## Material for the task
---------------

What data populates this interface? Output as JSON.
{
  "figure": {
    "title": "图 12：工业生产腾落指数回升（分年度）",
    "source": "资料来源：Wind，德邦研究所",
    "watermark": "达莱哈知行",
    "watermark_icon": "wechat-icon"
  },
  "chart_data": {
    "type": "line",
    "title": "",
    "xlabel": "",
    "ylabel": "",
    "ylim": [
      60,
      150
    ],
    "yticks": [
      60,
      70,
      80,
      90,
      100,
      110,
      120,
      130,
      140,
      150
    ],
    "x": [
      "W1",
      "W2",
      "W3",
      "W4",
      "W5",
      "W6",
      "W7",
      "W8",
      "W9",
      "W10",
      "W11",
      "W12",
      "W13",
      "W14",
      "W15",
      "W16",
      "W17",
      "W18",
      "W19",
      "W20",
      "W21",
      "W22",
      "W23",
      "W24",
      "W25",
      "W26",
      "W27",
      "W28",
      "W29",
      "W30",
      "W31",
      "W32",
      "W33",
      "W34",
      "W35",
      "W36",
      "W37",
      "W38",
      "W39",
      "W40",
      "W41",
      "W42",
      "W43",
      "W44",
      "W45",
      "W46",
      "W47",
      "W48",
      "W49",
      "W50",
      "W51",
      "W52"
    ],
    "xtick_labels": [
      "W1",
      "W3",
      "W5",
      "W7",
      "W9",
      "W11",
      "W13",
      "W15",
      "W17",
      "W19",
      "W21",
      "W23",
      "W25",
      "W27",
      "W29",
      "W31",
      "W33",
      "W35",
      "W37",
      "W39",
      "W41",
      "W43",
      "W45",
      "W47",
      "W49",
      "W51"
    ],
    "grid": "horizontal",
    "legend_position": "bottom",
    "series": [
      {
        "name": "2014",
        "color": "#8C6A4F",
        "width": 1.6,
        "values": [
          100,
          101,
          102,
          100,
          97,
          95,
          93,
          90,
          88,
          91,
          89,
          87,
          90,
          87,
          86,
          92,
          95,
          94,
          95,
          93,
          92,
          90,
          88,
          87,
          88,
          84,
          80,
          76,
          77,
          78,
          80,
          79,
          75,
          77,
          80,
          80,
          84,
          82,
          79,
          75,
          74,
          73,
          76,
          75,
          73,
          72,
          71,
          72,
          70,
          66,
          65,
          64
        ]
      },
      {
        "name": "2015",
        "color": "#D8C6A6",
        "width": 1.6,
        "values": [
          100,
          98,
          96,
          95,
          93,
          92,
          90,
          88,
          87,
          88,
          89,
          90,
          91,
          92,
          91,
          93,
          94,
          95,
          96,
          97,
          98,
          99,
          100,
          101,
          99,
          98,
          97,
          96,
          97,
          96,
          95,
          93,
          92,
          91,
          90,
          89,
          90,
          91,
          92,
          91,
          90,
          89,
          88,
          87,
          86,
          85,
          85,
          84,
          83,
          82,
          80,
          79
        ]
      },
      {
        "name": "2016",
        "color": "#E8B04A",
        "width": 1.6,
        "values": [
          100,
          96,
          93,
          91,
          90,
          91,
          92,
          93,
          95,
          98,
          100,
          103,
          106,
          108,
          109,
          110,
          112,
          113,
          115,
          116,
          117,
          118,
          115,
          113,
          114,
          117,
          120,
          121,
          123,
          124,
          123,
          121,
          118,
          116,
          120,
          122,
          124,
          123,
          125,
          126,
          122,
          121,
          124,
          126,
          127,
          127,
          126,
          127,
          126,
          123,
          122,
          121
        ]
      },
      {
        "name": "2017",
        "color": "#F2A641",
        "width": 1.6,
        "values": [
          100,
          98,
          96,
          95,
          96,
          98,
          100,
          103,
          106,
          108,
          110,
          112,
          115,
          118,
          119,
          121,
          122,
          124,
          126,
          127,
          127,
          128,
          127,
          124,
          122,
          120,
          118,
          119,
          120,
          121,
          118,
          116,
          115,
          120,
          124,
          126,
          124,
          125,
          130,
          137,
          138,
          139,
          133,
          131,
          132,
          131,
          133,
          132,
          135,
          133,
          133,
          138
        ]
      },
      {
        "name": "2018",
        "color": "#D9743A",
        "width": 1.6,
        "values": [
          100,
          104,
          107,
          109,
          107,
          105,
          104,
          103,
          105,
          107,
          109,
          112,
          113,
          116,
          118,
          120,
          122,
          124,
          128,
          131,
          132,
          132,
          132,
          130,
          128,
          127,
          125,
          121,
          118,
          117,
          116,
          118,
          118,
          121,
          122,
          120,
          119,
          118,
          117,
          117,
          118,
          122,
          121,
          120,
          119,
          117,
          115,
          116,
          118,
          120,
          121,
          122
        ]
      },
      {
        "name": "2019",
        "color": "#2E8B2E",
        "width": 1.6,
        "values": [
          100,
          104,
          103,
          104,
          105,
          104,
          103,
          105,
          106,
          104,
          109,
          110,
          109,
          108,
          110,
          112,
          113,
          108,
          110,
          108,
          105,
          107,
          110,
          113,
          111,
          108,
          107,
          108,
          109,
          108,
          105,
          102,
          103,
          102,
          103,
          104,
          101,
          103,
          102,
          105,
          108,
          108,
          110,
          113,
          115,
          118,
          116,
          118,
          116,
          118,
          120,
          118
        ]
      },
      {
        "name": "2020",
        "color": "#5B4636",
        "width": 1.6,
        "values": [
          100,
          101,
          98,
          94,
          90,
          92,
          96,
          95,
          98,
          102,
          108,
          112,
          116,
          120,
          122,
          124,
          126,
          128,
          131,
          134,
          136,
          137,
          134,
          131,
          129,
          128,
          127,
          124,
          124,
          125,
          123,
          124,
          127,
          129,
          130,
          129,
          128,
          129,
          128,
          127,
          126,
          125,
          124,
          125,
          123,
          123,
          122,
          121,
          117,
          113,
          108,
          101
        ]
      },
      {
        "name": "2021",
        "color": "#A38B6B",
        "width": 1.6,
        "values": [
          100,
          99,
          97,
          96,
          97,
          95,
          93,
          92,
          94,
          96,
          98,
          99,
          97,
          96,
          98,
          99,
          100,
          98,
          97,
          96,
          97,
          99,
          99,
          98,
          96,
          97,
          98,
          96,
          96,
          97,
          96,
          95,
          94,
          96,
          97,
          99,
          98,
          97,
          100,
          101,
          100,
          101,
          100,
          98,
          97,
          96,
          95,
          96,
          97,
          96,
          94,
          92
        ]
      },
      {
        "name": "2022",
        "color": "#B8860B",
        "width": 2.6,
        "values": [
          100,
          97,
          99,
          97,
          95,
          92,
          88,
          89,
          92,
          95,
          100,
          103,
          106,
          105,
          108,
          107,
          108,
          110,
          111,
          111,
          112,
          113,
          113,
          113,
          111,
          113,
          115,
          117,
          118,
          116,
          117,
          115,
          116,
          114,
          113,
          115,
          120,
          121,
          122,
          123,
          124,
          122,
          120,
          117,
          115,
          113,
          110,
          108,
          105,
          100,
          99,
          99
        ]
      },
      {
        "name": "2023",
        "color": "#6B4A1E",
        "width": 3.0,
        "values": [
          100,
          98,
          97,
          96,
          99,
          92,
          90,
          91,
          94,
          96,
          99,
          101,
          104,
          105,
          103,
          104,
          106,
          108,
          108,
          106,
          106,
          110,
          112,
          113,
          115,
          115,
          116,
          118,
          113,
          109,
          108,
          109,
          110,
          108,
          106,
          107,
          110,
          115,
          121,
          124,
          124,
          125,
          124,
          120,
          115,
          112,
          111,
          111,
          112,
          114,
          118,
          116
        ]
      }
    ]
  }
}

---------------

## Problem requirements
Reproduce the data in its entirety, matching each character.

## Answer
What data populates this interface? Output as JSON.
{
  "figure": {
    "title": "图 12：工业生产腾落指数回升（分年度）",
    "source": "资料来源：Wind，德邦研究所",
    "watermark": "达莱哈知行",
    "watermark_icon": "wechat-icon"
  },
  "chart_data": {
    "type": "line",
    "title": "",
    "xlabel": "",
    "ylabel": "",
    "ylim": [
      60,
      150
    ],
    "yticks": [
      60,
      70,
      80,
      90,
      100,
      110,
      120,
      130,
      140,
      150
    ],
    "x": [
      "W1",
      "W2",
      "W3",
      "W4",
      "W5",
      "W6",
      "W7",
      "W8",
      "W9",
      "W10",
      "W11",
      "W12",
      "W13",
      "W14",
      "W15",
      "W16",
      "W17",
      "W18",
      "W19",
      "W20",
      "W21",
      "W22",
      "W23",
      "W24",
      "W25",
      "W26",
      "W27",
      "W28",
      "W29",
      "W30",
      "W31",
      "W32",
      "W33",
      "W34",
      "W35",
      "W36",
      "W37",
      "W38",
      "W39",
      "W40",
      "W41",
      "W42",
      "W43",
      "W44",
      "W45",
      "W46",
      "W47",
      "W48",
      "W49",
      "W50",
      "W51",
      "W52"
    ],
    "xtick_labels": [
      "W1",
      "W3",
      "W5",
      "W7",
      "W9",
      "W11",
      "W13",
      "W15",
      "W17",
      "W19",
      "W21",
      "W23",
      "W25",
      "W27",
      "W29",
      "W31",
      "W33",
      "W35",
      "W37",
      "W39",
      "W41",
      "W43",
      "W45",
      "W47",
      "W49",
      "W51"
    ],
    "grid": "horizontal",
    "legend_position": "bottom",
    "series": [
      {
        "name": "2014",
        "color": "#8C6A4F",
        "width": 1.6,
        "values": [
          100,
          101,
          102,
          100,
          97,
          95,
          93,
          90,
          88,
          91,
          89,
          87,
          90,
          87,
          86,
          92,
          95,
          94,
          95,
          93,
          92,
          90,
          88,
          87,
          88,
          84,
          80,
          76,
          77,
          78,
          80,
          79,
          75,
          77,
          80,
          80,
          84,
          82,
          79,
          75,
          74,
          73,
          76,
          75,
          73,
          72,
          71,
          72,
          70,
          66,
          65,
          64
        ]
      },
      {
        "name": "2015",
        "color": "#D8C6A6",
        "width": 1.6,
        "values": [
          100,
          98,
          96,
          95,
          93,
          92,
          90,
          88,
          87,
          88,
          89,
          90,
          91,
          92,
          91,
          93,
          94,
          95,
          96,
          97,
          98,
          99,
          100,
          101,
          99,
          98,
          97,
          96,
          97,
          96,
          95,
          93,
          92,
          91,
          90,
          89,
          90,
          91,
          92,
          91,
          90,
          89,
          88,
          87,
          86,
          85,
          85,
          84,
          83,
          82,
          80,
          79
        ]
      },
      {
        "name": "2016",
        "color": "#E8B04A",
        "width": 1.6,
        "values": [
          100,
          96,
          93,
          91,
          90,
          91,
          92,
          93,
          95,
          98,
          100,
          103,
          106,
          108,
          109,
          110,
          112,
          113,
          115,
          116,
          117,
          118,
          115,
          113,
          114,
          117,
          120,
          121,
          123,
          124,
          123,
          121,
          118,
          116,
          120,
          122,
          124,
          123,
          125,
          126,
          122,
          121,
          124,
          126,
          127,
          127,
          126,
          127,
          126,
          123,
          122,
          121
        ]
      },
      {
        "name": "2017",
        "color": "#F2A641",
        "width": 1.6,
        "values": [
          100,
          98,
          96,
          95,
          96,
          98,
          100,
          103,
          106,
          108,
          110,
          112,
          115,
          118,
          119,
          121,
          122,
          124,
          126,
          127,
          127,
          128,
          127,
          124,
          122,
          120,
          118,
          119,
          120,
          121,
          118,
          116,
          115,
          120,
          124,
          126,
          124,
          125,
          130,
          137,
          138,
          139,
          133,
          131,
          132,
          131,
          133,
          132,
          135,
          133,
          133,
          138
        ]
      },
      {
        "name": "2018",
        "color": "#D9743A",
        "width": 1.6,
        "values": [
          100,
          104,
          107,
          109,
          107,
          105,
          104,
          103,
          105,
          107,
          109,
          112,
          113,
          116,
          118,
          120,
          122,
          124,
          128,
          131,
          132,
          132,
          132,
          130,
          128,
          127,
          125,
          121,
          118,
          117,
          116,
          118,
          118,
          121,
          122,
          120,
          119,
          118,
          117,
          117,
          118,
          122,
          121,
          120,
          119,
          117,
          115,
          116,
          118,
          120,
          121,
          122
        ]
      },
      {
        "name": "2019",
        "color": "#2E8B2E",
        "width": 1.6,
        "values": [
          100,
          104,
          103,
          104,
          105,
          104,
          103,
          105,
          106,
          104,
          109,
          110,
          109,
          108,
          110,
          112,
          113,
          108,
          110,
          108,
          105,
          107,
          110,
          113,
          111,
          108,
          107,
          108,
          109,
          108,
          105,
          102,
          103,
          102,
          103,
          104,
          101,
          103,
          102,
          105,
          108,
          108,
          110,
          113,
          115,
          118,
          116,
          118,
          116,
          118,
          120,
          118
        ]
      },
      {
        "name": "2020",
        "color": "#5B4636",
        "width": 1.6,
        "values": [
          100,
          101,
          98,
          94,
          90,
          92,
          96,
          95,
          98,
          102,
          108,
          112,
          116,
          120,
          122,
          124,
          126,
          128,
          131,
          134,
          136,
          137,
          134,
          131,
          129,
          128,
          127,
          124,
          124,
          125,
          123,
          124,
          127,
          129,
          130,
          129,
          128,
          129,
          128,
          127,
          126,
          125,
          124,
          125,
          123,
          123,
          122,
          121,
          117,
          113,
          108,
          101
        ]
      },
      {
        "name": "2021",
        "color": "#A38B6B",
        "width": 1.6,
        "values": [
          100,
          99,
          97,
          96,
          97,
          95,
          93,
          92,
          94,
          96,
          98,
          99,
          97,
          96,
          98,
          99,
          100,
          98,
          97,
          96,
          97,
          99,
          99,
          98,
          96,
          97,
          98,
          96,
          96,
          97,
          96,
          95,
          94,
          96,
          97,
          99,
          98,
          97,
          100,
          101,
          100,
          101,
          100,
          98,
          97,
          96,
          95,
          96,
          97,
          96,
          94,
          92
        ]
      },
      {
        "name": "2022",
        "color": "#B8860B",
        "width": 2.6,
        "values": [
          100,
          97,
          99,
          97,
          95,
          92,
          88,
          89,
          92,
          95,
          100,
          103,
          106,
          105,
          108,
          107,
          108,
          110,
          111,
          111,
          112,
          113,
          113,
          113,
          111,
          113,
          115,
          117,
          118,
          116,
          117,
          115,
          116,
          114,
          113,
          115,
          120,
          121,
          122,
          123,
          124,
          122,
          120,
          117,
          115,
          113,
          110,
          108,
          105,
          100,
          99,
          99
        ]
      },
      {
        "name": "2023",
        "color": "#6B4A1E",
        "width": 3.0,
        "values": [
          100,
          98,
          97,
          96,
          99,
          92,
          90,
          91,
          94,
          96,
          99,
          101,
          104,
          105,
          103,
          104,
          106,
          108,
          108,
          106,
          106,
          110,
          112,
          113,
          115,
          115,
          116,
          118,
          113,
          109,
          108,
          109,
          110,
          108,
          106,
          107,
          110,
          115,
          121,
          124,
          124,
          125,
          124,
          120,
          115,
          112,
          111,
          111,
          112,
          114,
          118,
          116
        ]
      }
    ]
  }
}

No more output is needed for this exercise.